**To be done**: Provide the records once more, identical to the original.

**Data shown**:
— start —
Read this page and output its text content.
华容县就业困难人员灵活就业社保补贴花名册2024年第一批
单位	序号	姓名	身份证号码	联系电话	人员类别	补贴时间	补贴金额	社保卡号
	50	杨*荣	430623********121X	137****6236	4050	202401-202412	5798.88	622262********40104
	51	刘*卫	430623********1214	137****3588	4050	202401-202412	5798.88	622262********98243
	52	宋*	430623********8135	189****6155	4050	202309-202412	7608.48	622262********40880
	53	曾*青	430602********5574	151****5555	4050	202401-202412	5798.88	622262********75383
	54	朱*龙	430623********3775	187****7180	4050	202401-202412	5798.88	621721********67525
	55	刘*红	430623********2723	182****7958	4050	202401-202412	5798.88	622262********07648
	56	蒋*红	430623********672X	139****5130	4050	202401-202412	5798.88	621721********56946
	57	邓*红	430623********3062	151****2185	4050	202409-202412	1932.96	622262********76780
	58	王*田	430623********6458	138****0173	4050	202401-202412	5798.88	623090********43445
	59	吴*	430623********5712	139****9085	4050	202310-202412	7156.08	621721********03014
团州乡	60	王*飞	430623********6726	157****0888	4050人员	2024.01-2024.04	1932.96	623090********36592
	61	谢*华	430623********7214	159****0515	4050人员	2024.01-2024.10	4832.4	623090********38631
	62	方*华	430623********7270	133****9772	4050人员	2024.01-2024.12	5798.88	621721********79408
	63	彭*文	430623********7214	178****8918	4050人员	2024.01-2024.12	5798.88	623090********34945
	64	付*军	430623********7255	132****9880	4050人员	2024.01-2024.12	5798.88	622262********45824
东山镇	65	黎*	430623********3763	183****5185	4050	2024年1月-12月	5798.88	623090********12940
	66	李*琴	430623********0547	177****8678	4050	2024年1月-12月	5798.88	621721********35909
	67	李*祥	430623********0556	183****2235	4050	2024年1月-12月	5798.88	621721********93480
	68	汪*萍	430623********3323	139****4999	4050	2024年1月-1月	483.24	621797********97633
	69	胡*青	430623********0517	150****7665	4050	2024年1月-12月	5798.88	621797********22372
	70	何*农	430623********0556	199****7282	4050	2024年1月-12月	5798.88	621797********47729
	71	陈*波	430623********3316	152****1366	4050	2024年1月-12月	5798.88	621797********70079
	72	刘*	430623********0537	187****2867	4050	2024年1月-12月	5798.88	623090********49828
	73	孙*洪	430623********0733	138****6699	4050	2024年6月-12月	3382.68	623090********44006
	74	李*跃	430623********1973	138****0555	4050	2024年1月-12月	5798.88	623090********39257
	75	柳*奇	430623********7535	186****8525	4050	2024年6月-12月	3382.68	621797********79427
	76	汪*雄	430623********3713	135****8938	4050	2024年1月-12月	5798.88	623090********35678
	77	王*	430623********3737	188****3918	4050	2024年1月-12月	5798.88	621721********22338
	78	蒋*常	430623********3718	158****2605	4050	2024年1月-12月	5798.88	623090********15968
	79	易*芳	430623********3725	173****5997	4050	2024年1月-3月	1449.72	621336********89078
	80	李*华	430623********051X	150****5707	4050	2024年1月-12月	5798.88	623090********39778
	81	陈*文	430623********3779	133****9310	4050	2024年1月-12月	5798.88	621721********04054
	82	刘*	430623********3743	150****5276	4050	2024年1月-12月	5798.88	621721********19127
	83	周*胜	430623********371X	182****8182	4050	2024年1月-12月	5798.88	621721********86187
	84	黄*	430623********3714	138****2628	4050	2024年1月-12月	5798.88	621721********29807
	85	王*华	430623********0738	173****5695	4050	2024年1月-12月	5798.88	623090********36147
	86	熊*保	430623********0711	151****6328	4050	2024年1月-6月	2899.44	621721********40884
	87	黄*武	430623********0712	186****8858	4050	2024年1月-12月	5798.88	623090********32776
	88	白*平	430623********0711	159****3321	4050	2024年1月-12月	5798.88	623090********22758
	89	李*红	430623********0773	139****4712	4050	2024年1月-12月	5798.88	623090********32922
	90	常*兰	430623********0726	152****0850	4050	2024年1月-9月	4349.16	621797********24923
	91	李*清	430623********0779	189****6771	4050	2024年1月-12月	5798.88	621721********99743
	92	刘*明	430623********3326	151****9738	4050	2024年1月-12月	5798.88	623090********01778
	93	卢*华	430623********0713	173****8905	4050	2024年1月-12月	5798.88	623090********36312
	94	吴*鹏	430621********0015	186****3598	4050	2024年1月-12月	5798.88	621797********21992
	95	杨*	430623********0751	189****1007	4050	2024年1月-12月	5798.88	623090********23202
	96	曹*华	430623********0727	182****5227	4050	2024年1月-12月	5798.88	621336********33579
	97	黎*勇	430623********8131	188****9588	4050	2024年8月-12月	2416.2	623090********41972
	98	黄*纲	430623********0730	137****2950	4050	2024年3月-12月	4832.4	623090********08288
— end —
**Output of the exercise**:
Read this page and output its text content.
华容县就业困难人员灵活就业社保补贴花名册2024年第一批
单位	序号	姓名	身份证号码	联系电话	人员类别	补贴时间	补贴金额	社保卡号
	50	杨*荣	430623********121X	137****6236	4050	202401-202412	5798.88	622262********40104
	51	刘*卫	430623********1214	137****3588	4050	202401-202412	5798.88	622262********98243
	52	宋*	430623********8135	189****6155	4050	202309-202412	7608.48	622262********40880
	53	曾*青	430602********5574	151****5555	4050	202401-202412	5798.88	622262********75383
	54	朱*龙	430623********3775	187****7180	4050	202401-202412	5798.88	621721********67525
	55	刘*红	430623********2723	182****7958	4050	202401-202412	5798.88	622262********07648
	56	蒋*红	430623********672X	139****5130	4050	202401-202412	5798.88	621721********56946
	57	邓*红	430623********3062	151****2185	4050	202409-202412	1932.96	622262********76780
	58	王*田	430623********6458	138****0173	4050	202401-202412	5798.88	623090********43445
	59	吴*	430623********5712	139****9085	4050	202310-202412	7156.08	621721********03014
团州乡	60	王*飞	430623********6726	157****0888	4050人员	2024.01-2024.04	1932.96	623090********36592
	61	谢*华	430623********7214	159****0515	4050人员	2024.01-2024.10	4832.4	623090********38631
	62	方*华	430623********7270	133****9772	4050人员	2024.01-2024.12	5798.88	621721********79408
	63	彭*文	430623********7214	178****8918	4050人员	2024.01-2024.12	5798.88	623090********34945
	64	付*军	430623********7255	132****9880	4050人员	2024.01-2024.12	5798.88	622262********45824
东山镇	65	黎*	430623********3763	183****5185	4050	2024年1月-12月	5798.88	623090********12940
	66	李*琴	430623********0547	177****8678	4050	2024年1月-12月	5798.88	621721********35909
	67	李*祥	430623********0556	183****2235	4050	2024年1月-12月	5798.88	621721********93480
	68	汪*萍	430623********3323	139****4999	4050	2024年1月-1月	483.24	621797********97633
	69	胡*青	430623********0517	150****7665	4050	2024年1月-12月	5798.88	621797********22372
	70	何*农	430623********0556	199****7282	4050	2024年1月-12月	5798.88	621797********47729
	71	陈*波	430623********3316	152****1366	4050	2024年1月-12月	5798.88	621797********70079
	72	刘*	430623********0537	187****2867	4050	2024年1月-12月	5798.88	623090********49828
	73	孙*洪	430623********0733	138****6699	4050	2024年6月-12月	3382.68	623090********44006
	74	李*跃	430623********1973	138****0555	4050	2024年1月-12月	5798.88	623090********39257
	75	柳*奇	430623********7535	186****8525	4050	2024年6月-12月	3382.68	621797********79427
	76	汪*雄	430623********3713	135****8938	4050	2024年1月-12月	5798.88	623090********35678
	77	王*	430623********3737	188****3918	4050	2024年1月-12月	5798.88	621721********22338
	78	蒋*常	430623********3718	158****2605	4050	2024年1月-12月	5798.88	623090********15968
	79	易*芳	430623********3725	173****5997	4050	2024年1月-3月	1449.72	621336********89078
	80	李*华	430623********051X	150****5707	4050	2024年1月-12月	5798.88	623090********39778
	81	陈*文	430623********3779	133****9310	4050	2024年1月-12月	5798.88	621721********04054
	82	刘*	430623********3743	150****5276	4050	2024年1月-12月	5798.88	621721********19127
	83	周*胜	430623********371X	182****8182	4050	2024年1月-12月	5798.88	621721********86187
	84	黄*	430623********3714	138****2628	4050	2024年1月-12月	5798.88	621721********29807
	85	王*华	430623********0738	173****5695	4050	2024年1月-12月	5798.88	623090********36147
	86	熊*保	430623********0711	151****6328	4050	2024年1月-6月	2899.44	621721********40884
	87	黄*武	430623********0712	186****8858	4050	2024年1月-12月	5798.88	623090********32776
	88	白*平	430623********0711	159****3321	4050	2024年1月-12月	5798.88	623090********22758
	89	李*红	430623********0773	139****4712	4050	2024年1月-12月	5798.88	623090********32922
	90	常*兰	430623********0726	152****0850	4050	2024年1月-9月	4349.16	621797********24923
	91	李*清	430623********0779	189****6771	4050	2024年1月-12月	5798.88	621721********99743
	92	刘*明	430623********3326	151****9738	4050	2024年1月-12月	5798.88	623090********01778
	93	卢*华	430623********0713	173****8905	4050	2024年1月-12月	5798.88	623090********36312
	94	吴*鹏	430621********0015	186****3598	4050	2024年1月-12月	5798.88	621797********21992
	95	杨*	430623********0751	189****1007	4050	2024年1月-12月	5798.88	623090********23202
	96	曹*华	430623********0727	182****5227	4050	2024年1月-12月	5798.88	621336********33579
	97	黎*勇	430623********8131	188****9588	4050	2024年8月-12月	2416.2	623090********41972
	98	黄*纲	430623********0730	137****2950	4050	2024年3月-12月	4832.4	623090********08288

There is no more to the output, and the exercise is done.